### DATASET ROWS
________________________
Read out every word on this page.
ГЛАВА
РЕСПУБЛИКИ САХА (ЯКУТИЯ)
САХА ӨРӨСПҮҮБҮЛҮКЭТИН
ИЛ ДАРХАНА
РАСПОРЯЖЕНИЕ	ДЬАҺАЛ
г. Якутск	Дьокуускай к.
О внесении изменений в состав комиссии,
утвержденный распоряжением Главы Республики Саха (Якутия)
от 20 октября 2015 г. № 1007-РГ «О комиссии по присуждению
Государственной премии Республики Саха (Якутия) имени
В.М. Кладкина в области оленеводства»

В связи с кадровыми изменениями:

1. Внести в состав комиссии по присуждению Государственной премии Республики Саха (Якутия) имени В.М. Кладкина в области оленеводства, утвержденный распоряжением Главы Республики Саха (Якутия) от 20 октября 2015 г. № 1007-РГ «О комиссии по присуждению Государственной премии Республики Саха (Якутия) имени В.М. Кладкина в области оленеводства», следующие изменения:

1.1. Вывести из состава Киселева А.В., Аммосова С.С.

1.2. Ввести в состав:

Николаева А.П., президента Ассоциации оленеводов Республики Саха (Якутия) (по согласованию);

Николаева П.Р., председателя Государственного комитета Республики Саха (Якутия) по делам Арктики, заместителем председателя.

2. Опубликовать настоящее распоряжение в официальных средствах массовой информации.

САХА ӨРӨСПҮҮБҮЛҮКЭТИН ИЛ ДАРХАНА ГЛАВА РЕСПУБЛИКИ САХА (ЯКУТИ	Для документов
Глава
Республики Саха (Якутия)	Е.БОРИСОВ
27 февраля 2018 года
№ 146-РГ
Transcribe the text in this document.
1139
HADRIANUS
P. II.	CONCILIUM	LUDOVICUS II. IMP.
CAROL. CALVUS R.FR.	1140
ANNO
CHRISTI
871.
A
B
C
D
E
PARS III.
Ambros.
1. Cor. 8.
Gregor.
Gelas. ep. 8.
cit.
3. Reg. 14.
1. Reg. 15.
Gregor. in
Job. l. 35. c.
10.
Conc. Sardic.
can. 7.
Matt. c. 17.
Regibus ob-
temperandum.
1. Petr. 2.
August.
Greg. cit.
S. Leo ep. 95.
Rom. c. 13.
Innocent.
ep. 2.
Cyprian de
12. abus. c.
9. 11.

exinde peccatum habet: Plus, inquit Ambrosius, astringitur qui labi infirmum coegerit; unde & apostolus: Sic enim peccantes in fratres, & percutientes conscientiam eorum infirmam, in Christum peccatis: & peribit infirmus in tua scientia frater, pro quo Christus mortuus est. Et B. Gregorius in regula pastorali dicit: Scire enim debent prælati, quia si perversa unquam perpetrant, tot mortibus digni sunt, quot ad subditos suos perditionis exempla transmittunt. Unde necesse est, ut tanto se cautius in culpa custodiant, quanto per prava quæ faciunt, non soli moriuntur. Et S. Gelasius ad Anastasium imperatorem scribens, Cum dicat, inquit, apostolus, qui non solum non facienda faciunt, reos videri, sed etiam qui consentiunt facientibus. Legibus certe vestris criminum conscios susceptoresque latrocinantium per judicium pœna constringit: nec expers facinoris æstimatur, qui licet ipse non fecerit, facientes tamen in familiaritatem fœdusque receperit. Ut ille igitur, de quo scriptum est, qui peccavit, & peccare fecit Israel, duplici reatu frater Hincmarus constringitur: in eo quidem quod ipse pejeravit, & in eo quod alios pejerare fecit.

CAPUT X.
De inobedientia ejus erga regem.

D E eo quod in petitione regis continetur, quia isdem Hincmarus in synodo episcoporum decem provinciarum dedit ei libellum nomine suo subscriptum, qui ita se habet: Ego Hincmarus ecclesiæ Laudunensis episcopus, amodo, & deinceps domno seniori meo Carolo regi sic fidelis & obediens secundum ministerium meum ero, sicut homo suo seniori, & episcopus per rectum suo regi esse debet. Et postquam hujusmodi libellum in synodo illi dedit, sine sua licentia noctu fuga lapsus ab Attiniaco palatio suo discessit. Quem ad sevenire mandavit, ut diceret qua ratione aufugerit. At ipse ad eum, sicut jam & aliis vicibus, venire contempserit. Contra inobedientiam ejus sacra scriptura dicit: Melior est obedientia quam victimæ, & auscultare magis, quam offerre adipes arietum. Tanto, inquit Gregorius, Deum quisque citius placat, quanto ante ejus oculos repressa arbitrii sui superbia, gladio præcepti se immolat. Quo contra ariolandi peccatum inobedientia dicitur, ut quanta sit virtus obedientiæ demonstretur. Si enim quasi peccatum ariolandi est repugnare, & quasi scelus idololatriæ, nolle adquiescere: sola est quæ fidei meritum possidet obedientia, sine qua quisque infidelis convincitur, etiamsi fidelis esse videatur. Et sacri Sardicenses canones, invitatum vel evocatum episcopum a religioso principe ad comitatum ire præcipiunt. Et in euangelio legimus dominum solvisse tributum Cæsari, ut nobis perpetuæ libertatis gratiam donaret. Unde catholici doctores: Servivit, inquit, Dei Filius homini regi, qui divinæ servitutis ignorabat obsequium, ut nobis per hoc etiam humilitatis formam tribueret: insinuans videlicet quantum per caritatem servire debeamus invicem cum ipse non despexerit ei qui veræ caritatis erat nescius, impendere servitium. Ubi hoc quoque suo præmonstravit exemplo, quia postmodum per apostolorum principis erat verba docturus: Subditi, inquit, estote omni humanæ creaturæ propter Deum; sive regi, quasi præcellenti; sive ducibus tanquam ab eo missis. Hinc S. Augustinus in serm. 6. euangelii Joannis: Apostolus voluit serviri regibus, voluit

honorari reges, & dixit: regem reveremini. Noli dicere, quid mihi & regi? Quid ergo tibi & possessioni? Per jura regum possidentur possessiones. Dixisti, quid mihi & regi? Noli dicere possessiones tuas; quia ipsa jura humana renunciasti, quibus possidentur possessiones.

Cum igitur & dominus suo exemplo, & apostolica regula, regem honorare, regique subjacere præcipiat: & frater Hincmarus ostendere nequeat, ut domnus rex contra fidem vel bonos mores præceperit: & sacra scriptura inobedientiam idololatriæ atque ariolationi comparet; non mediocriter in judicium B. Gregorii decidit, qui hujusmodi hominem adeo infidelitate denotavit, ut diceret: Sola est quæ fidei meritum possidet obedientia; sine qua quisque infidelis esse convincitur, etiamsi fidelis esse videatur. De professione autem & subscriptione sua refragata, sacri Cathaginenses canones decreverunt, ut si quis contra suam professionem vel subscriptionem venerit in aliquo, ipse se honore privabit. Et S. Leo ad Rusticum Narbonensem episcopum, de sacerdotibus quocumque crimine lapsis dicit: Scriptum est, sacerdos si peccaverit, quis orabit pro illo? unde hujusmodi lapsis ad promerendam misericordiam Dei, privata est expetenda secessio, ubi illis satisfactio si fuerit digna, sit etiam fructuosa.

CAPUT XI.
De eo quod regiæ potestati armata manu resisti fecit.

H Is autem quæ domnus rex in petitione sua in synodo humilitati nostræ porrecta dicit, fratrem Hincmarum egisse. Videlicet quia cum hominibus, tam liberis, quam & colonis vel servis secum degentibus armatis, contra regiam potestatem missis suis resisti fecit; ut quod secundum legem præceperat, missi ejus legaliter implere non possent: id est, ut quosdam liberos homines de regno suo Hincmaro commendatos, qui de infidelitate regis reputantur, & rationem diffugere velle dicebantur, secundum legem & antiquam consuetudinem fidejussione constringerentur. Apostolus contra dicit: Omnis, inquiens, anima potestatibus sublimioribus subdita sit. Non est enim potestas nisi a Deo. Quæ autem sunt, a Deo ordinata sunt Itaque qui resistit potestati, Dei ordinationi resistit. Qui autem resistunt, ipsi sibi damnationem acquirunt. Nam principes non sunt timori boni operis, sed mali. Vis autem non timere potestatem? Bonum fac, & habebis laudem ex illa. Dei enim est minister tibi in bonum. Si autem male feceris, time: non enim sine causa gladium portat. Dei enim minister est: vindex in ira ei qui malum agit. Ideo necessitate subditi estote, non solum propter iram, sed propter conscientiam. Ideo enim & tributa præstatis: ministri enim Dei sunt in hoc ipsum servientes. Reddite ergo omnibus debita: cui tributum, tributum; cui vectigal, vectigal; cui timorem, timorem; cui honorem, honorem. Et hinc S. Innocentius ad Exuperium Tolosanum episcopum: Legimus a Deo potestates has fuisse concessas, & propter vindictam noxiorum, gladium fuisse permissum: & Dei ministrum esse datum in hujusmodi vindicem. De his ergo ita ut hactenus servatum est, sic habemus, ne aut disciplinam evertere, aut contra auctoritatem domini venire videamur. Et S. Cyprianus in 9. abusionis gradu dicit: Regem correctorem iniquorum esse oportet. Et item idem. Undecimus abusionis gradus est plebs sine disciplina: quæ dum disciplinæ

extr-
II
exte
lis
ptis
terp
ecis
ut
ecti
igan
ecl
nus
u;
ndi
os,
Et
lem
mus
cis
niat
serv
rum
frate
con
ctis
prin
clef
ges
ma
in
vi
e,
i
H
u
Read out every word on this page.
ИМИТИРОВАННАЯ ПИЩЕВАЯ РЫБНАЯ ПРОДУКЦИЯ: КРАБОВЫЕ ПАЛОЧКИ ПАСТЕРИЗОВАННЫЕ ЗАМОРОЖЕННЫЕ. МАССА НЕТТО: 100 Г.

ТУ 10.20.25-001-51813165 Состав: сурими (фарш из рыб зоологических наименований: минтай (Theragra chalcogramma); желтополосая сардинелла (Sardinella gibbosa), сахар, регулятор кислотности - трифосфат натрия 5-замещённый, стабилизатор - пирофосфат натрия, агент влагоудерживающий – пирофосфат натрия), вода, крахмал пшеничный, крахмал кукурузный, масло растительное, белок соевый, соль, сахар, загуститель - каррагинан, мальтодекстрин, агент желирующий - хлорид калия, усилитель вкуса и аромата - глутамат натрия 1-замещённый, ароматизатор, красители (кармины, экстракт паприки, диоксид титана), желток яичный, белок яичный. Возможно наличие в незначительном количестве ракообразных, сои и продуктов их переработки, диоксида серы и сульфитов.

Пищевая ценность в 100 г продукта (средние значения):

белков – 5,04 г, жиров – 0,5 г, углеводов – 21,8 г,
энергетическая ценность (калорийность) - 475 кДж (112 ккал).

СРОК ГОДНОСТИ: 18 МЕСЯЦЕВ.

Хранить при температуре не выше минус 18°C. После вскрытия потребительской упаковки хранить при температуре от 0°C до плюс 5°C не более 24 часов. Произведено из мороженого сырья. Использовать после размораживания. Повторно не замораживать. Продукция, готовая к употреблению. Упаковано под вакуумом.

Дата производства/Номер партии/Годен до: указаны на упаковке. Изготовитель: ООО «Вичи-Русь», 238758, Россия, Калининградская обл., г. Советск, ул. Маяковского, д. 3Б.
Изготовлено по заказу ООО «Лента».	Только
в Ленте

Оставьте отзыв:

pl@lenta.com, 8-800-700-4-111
________________________
### WHAT TO PRODUCE
Copy every line of the listing where the word "комиссии" appears.

### RIGHT ANSWER
О внесении изменений в состав комиссии,
от 20 октября 2015 г. № 1007-РГ «О комиссии по присуждению
1. Внести в состав комиссии по присуждению Государственной премии Республики Саха (Якутия) имени В.М. Кладкина в области оленеводства, утвержденный распоряжением Главы Республики Саха (Якутия) от 20 октября 2015 г. № 1007-РГ «О комиссии по присуждению Государственной премии Республики Саха (Якутия) имени В.М. Кладкина в области оленеводства», следующие изменения:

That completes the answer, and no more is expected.